**GOAL OF THE EXERCISE:** Beginning with the line where "Transcribe the text in this document." appears, repeat every remaining line of the entries exactly, the last line included.
● ● ● ●
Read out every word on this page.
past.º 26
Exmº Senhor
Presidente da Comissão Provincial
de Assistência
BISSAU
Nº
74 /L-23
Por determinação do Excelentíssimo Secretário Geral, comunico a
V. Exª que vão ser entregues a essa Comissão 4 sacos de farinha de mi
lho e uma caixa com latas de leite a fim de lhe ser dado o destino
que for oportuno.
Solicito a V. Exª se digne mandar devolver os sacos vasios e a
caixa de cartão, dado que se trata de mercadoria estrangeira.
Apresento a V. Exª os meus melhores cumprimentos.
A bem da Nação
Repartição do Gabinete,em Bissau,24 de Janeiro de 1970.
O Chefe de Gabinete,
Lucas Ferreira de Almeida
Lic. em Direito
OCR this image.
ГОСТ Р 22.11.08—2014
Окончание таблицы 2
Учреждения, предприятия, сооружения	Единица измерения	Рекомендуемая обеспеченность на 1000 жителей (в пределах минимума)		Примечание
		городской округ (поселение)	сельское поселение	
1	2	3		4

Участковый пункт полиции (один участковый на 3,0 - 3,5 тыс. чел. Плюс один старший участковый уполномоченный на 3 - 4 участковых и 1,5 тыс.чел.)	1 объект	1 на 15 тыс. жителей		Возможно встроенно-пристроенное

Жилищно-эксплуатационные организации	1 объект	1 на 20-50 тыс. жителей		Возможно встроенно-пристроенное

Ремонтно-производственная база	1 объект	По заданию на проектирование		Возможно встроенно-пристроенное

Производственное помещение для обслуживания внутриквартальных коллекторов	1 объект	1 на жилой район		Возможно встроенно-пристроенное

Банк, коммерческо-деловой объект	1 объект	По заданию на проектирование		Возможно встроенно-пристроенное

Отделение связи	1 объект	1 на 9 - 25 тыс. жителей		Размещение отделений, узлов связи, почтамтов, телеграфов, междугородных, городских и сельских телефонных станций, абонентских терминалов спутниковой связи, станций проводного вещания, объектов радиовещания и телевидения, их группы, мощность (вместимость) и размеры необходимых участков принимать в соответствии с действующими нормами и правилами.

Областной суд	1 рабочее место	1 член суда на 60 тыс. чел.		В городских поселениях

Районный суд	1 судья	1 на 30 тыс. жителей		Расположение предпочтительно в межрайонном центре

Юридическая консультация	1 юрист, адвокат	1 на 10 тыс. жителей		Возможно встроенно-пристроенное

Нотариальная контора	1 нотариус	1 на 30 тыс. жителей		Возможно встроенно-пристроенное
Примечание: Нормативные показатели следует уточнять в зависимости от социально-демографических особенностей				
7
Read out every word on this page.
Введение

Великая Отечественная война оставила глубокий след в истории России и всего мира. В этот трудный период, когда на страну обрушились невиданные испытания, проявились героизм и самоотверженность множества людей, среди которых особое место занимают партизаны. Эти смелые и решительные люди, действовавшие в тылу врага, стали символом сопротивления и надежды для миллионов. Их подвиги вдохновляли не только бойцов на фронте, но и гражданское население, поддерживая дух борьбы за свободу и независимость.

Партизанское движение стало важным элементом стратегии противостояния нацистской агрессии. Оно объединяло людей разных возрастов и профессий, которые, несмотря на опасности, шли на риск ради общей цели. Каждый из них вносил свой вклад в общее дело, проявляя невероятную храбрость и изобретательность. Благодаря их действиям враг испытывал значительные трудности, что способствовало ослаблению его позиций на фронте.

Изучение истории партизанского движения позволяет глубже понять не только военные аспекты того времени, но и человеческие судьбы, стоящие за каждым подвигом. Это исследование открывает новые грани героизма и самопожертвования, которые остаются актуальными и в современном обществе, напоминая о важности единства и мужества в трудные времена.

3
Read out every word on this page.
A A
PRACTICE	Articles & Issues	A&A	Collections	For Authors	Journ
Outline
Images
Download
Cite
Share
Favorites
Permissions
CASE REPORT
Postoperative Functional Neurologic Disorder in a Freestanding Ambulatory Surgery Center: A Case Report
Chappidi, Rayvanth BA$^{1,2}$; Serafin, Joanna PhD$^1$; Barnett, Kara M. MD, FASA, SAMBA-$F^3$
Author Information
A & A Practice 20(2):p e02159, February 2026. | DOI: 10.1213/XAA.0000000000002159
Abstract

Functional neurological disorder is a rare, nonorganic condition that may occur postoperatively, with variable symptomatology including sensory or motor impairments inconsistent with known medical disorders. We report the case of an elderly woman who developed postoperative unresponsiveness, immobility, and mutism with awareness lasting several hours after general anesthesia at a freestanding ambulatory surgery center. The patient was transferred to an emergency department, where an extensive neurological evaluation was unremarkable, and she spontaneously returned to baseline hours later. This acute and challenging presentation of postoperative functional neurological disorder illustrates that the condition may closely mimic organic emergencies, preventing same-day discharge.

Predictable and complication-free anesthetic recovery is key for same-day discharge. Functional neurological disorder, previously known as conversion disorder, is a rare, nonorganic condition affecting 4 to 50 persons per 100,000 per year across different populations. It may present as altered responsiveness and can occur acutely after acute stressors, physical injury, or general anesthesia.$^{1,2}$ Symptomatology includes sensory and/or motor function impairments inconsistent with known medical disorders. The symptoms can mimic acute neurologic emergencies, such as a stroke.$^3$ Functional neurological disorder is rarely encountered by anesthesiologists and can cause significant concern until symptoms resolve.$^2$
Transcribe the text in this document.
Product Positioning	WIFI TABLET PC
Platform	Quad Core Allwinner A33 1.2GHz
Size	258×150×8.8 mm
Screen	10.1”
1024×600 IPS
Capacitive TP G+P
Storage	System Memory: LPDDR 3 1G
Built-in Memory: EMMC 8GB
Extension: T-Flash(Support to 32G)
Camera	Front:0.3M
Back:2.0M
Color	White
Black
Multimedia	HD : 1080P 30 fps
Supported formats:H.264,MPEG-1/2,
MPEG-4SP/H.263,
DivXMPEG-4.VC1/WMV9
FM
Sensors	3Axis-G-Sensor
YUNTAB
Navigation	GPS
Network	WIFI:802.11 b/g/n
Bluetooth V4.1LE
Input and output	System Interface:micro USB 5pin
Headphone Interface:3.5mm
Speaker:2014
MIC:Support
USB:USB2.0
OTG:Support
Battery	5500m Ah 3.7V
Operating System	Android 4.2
● ● ● ●
**RESPONSE TO THIS TASK:**
Transcribe the text in this document.
Product Positioning	WIFI TABLET PC
Platform	Quad Core Allwinner A33 1.2GHz
Size	258×150×8.8 mm
Screen	10.1”
1024×600 IPS
Capacitive TP G+P
Storage	System Memory: LPDDR 3 1G
Built-in Memory: EMMC 8GB
Extension: T-Flash(Support to 32G)
Camera	Front:0.3M
Back:2.0M
Color	White
Black
Multimedia	HD : 1080P 30 fps
Supported formats:H.264,MPEG-1/2,
MPEG-4SP/H.263,
DivXMPEG-4.VC1/WMV9
FM
Sensors	3Axis-G-Sensor
YUNTAB
Navigation	GPS
Network	WIFI:802.11 b/g/n
Bluetooth V4.1LE
Input and output	System Interface:micro USB 5pin
Headphone Interface:3.5mm
Speaker:2014
MIC:Support
USB:USB2.0
OTG:Support
Battery	5500m Ah 3.7V
Operating System	Android 4.2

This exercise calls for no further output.